Auftrag a ->
Bearbeite die Einträge vom Anfang bis einschließlich der Zeile mit „data-label: 47% (310, 89, 342, 108)“: Gib diese Zeilen erneut aus und setze dabei „growers“ an die Stelle von „farmers“, ohne sonst etwas zu ändern.

——

Lizenz: Jörg Ratgeb,
Herrenberger Altar, rechter Außenflügel,
Szene innen: Auferstehung Christi, 1519,
Staatsgalerie Stuttgart,
CC BY-SA 4.0

Auch hat es anscheinend keine unmittelbare "Grünewald"-Schule, im Sinne einer Dürer- oder Cranach-Schule, gegeben. Sichere Schul- oder Werkstattarbeiten sind bislang keine bekannt geworden ⋅3⋅. Nichtsdestoweniger haben die Bilder des Meister Mathis ihren Eindruck bei den zeitgenössischen Künstlern hinterlassen, was sich - nach Heinrich Geissler - sporadisch beim jüngeren Holbein, durchgehender bei Jörg Ratgeb, dem Frankfurter Maler Martin Caldenbach (1480-1518) und noch weiteren feststellen lasse.

Diese Einflüsse stehen letztlich aber in keinem Verhältnis zur Bedeutung, die Mathis Gothart Nithart in unseren Tagen gewonnen hat.

——

Auftrag b ->
Prüfe anhand des Textauszugs, ob die folgenden Aussagen zutreffen: (i) Von Grünewald sind sichere Werkstattarbeiten bekannt. (ii) Nach Heinrich Geissler ist der Einfluss bei Jörg Ratgeb durchgehender festzustellen als beim jüngeren Holbein. (iii) Das Bild der Auferstehung Christi vom Herrenberger Altar befindet sich in der Staatsgalerie Stuttgart.

——

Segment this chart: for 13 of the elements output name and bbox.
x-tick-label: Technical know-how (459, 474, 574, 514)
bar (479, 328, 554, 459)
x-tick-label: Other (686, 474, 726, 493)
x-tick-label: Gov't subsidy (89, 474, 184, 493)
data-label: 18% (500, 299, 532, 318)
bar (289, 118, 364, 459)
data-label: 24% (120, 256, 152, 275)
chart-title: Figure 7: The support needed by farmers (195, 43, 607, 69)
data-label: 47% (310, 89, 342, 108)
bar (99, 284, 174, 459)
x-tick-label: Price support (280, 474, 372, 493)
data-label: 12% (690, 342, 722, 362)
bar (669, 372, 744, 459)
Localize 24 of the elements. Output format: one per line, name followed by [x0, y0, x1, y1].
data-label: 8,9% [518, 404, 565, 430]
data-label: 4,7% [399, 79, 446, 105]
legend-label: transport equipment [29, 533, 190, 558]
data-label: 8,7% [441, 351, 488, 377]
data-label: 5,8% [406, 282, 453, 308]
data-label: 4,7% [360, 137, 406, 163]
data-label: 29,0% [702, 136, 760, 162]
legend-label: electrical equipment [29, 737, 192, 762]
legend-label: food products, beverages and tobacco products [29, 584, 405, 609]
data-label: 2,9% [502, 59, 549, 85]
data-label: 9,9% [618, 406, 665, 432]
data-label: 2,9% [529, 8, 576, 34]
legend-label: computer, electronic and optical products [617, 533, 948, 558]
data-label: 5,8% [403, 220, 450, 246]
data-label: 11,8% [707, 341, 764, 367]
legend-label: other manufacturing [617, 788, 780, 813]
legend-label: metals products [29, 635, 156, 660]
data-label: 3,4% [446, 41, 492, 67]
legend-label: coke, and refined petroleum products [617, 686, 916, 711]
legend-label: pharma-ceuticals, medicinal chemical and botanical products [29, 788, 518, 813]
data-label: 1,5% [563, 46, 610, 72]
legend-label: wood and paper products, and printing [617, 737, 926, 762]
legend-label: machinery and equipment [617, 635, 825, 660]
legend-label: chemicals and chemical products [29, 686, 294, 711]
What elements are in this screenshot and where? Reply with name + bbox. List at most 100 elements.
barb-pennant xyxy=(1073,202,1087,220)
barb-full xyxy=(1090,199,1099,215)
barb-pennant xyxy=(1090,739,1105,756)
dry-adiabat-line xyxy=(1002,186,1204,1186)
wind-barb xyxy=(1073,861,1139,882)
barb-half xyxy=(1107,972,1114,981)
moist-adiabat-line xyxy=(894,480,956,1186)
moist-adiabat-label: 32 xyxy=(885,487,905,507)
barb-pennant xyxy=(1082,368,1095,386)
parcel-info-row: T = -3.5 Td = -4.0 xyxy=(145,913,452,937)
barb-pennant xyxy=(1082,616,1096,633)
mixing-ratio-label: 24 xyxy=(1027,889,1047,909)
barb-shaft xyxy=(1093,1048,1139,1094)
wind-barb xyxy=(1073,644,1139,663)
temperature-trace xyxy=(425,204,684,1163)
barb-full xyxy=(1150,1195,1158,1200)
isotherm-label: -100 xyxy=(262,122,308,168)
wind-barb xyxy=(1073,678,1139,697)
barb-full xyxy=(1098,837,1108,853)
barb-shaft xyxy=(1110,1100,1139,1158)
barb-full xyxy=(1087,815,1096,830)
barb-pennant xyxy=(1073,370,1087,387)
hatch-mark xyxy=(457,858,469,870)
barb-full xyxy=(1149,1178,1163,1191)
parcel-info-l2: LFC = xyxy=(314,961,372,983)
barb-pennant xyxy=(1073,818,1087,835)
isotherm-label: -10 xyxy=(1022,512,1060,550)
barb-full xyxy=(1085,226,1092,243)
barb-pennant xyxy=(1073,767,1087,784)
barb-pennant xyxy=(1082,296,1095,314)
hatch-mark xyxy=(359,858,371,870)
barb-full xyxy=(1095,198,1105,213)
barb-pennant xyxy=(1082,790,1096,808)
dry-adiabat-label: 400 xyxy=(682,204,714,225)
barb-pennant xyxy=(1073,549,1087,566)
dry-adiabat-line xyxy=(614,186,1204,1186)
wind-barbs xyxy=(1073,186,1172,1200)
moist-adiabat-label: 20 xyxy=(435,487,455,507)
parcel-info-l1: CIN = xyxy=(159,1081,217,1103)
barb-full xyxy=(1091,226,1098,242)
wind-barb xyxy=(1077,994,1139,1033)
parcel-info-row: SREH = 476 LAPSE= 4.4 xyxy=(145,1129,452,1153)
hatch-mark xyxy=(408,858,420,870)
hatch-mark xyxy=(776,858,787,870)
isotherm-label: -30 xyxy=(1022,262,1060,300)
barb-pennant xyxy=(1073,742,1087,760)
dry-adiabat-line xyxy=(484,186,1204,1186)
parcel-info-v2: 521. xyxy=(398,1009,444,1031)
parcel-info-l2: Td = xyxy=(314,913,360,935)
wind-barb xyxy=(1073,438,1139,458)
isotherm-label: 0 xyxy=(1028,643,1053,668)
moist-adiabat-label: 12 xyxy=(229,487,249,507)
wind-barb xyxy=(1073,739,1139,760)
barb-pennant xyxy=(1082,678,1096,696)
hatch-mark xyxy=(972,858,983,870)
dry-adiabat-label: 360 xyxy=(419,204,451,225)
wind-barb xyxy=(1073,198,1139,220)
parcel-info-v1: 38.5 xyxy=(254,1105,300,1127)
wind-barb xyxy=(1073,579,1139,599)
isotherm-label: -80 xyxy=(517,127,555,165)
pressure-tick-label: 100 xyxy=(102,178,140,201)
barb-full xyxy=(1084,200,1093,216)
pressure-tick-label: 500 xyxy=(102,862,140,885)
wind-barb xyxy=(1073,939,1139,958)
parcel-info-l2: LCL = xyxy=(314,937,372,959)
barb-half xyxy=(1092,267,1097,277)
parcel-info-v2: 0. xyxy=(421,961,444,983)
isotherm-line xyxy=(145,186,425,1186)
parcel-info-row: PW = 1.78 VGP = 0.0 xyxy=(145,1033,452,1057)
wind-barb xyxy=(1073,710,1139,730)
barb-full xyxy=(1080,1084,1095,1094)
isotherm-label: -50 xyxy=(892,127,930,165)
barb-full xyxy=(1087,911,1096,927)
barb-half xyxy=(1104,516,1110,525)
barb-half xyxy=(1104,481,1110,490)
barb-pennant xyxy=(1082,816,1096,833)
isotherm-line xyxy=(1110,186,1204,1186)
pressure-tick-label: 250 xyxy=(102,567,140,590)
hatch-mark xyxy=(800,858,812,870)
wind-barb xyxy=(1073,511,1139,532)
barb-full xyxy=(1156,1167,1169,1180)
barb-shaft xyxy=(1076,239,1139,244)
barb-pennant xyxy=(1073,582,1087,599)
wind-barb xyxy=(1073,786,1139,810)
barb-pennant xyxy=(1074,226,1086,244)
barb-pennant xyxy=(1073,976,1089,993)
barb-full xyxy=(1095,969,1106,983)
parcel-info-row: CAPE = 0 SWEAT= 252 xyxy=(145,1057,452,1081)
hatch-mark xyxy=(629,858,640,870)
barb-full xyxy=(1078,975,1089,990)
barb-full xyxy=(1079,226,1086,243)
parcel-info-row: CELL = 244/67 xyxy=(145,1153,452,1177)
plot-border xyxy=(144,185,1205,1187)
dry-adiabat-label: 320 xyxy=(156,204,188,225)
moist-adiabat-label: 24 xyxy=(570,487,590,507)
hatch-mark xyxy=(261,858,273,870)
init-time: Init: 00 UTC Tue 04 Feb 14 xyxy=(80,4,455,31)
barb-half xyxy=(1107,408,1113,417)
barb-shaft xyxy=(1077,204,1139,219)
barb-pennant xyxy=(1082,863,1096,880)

——

Antwort a ->
Segment this chart: for 13 of the elements output name and bbox.
x-tick-label: Technical know-how (459, 474, 574, 514)
bar (479, 328, 554, 459)
x-tick-label: Other (686, 474, 726, 493)
x-tick-label: Gov't subsidy (89, 474, 184, 493)
data-label: 18% (500, 299, 532, 318)
bar (289, 118, 364, 459)
data-label: 24% (120, 256, 152, 275)
chart-title: Figure 7: The support needed by growers (195, 43, 607, 69)
data-label: 47% (310, 89, 342, 108)

Antwort b ->
(i) Nein: „Sichere Schul- oder Werkstattarbeiten sind bislang keine bekannt geworden“.
(ii) Ja: „sporadisch beim jüngeren Holbein, durchgehender bei Jörg Ratgeb“.
(iii) Ja: „Szene innen: Auferstehung Christi, 1519, Staatsgalerie Stuttgart“.